- Required work:
Print the entire listing. Each line must match the original exactly.

Some records
——————————

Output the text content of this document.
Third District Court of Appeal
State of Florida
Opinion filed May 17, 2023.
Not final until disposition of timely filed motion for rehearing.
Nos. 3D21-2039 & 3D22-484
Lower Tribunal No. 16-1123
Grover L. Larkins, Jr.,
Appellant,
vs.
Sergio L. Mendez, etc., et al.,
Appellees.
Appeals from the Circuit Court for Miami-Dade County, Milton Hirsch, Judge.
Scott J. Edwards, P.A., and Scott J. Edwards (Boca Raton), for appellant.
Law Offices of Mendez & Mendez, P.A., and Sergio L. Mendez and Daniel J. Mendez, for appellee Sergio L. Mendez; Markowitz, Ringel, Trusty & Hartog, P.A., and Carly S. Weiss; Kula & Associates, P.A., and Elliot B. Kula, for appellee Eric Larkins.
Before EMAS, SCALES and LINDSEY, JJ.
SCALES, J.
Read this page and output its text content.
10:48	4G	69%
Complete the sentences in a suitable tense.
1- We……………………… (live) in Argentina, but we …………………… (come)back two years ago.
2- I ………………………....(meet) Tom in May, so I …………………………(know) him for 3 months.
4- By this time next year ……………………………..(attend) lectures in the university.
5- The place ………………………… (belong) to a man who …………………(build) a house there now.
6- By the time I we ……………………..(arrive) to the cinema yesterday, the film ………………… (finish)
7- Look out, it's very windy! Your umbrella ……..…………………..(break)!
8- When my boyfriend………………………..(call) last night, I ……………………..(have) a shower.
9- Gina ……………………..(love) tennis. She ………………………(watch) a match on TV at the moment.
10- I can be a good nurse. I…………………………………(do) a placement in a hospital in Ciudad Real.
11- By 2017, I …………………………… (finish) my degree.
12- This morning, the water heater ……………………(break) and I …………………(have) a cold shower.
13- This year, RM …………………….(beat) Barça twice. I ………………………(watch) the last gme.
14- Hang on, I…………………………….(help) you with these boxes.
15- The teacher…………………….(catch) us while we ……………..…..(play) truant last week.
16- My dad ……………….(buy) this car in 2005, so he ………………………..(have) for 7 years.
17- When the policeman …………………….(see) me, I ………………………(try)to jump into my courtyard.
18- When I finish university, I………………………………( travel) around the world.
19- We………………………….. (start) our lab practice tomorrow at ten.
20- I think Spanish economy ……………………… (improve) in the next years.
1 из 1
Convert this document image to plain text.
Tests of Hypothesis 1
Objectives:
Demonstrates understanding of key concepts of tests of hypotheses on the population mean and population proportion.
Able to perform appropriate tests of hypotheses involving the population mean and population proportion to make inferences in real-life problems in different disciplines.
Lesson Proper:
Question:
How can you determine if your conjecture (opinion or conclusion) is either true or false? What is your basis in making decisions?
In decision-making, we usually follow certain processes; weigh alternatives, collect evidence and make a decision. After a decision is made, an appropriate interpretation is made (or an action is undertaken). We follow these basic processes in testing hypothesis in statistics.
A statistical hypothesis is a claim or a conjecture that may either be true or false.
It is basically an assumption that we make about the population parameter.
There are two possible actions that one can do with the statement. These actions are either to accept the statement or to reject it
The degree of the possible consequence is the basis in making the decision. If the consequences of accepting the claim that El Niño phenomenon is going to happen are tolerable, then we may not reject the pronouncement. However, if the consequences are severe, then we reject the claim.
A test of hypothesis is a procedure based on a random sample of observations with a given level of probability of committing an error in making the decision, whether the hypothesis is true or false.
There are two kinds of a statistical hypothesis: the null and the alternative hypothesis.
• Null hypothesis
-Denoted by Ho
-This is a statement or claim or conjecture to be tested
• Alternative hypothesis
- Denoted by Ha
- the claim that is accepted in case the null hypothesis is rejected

——————————

- Answer to the task:
Output the text content of this document.
Third District Court of Appeal
State of Florida
Opinion filed May 17, 2023.
Not final until disposition of timely filed motion for rehearing.
Nos. 3D21-2039 & 3D22-484
Lower Tribunal No. 16-1123
Grover L. Larkins, Jr.,
Appellant,
vs.
Sergio L. Mendez, etc., et al.,
Appellees.
Appeals from the Circuit Court for Miami-Dade County, Milton Hirsch, Judge.
Scott J. Edwards, P.A., and Scott J. Edwards (Boca Raton), for appellant.
Law Offices of Mendez & Mendez, P.A., and Sergio L. Mendez and Daniel J. Mendez, for appellee Sergio L. Mendez; Markowitz, Ringel, Trusty & Hartog, P.A., and Carly S. Weiss; Kula & Associates, P.A., and Elliot B. Kula, for appellee Eric Larkins.
Before EMAS, SCALES and LINDSEY, JJ.
SCALES, J.
Read this page and output its text content.
10:48	4G	69%
Complete the sentences in a suitable tense.
1- We……………………… (live) in Argentina, but we …………………… (come)back two years ago.
2- I ………………………....(meet) Tom in May, so I …………………………(know) him for 3 months.
4- By this time next year ……………………………..(attend) lectures in the university.
5- The place ………………………… (belong) to a man who …………………(build) a house there now.
6- By the time I we ……………………..(arrive) to the cinema yesterday, the film ………………… (finish)
7- Look out, it's very windy! Your umbrella ……..…………………..(break)!
8- When my boyfriend………………………..(call) last night, I ……………………..(have) a shower.
9- Gina ……………………..(love) tennis. She ………………………(watch) a match on TV at the moment.
10- I can be a good nurse. I…………………………………(do) a placement in a hospital in Ciudad Real.
11- By 2017, I …………………………… (finish) my degree.
12- This morning, the water heater ……………………(break) and I …………………(have) a cold shower.
13- This year, RM …………………….(beat) Barça twice. I ………………………(watch) the last gme.
14- Hang on, I…………………………….(help) you with these boxes.
15- The teacher…………………….(catch) us while we ……………..…..(play) truant last week.
16- My dad ……………….(buy) this car in 2005, so he ………………………..(have) for 7 years.
17- When the policeman …………………….(see) me, I ………………………(try)to jump into my courtyard.
18- When I finish university, I………………………………( travel) around the world.
19- We………………………….. (start) our lab practice tomorrow at ten.
20- I think Spanish economy ……………………… (improve) in the next years.
1 из 1
Convert this document image to plain text.
Tests of Hypothesis 1
Objectives:
Demonstrates understanding of key concepts of tests of hypotheses on the population mean and population proportion.
Able to perform appropriate tests of hypotheses involving the population mean and population proportion to make inferences in real-life problems in different disciplines.
Lesson Proper:
Question:
How can you determine if your conjecture (opinion or conclusion) is either true or false? What is your basis in making decisions?
In decision-making, we usually follow certain processes; weigh alternatives, collect evidence and make a decision. After a decision is made, an appropriate interpretation is made (or an action is undertaken). We follow these basic processes in testing hypothesis in statistics.
A statistical hypothesis is a claim or a conjecture that may either be true or false.
It is basically an assumption that we make about the population parameter.
There are two possible actions that one can do with the statement. These actions are either to accept the statement or to reject it
The degree of the possible consequence is the basis in making the decision. If the consequences of accepting the claim that El Niño phenomenon is going to happen are tolerable, then we may not reject the pronouncement. However, if the consequences are severe, then we reject the claim.
A test of hypothesis is a procedure based on a random sample of observations with a given level of probability of committing an error in making the decision, whether the hypothesis is true or false.
There are two kinds of a statistical hypothesis: the null and the alternative hypothesis.
• Null hypothesis
-Denoted by Ho
-This is a statement or claim or conjecture to be tested
• Alternative hypothesis
- Denoted by Ha
- the claim that is accepted in case the null hypothesis is rejected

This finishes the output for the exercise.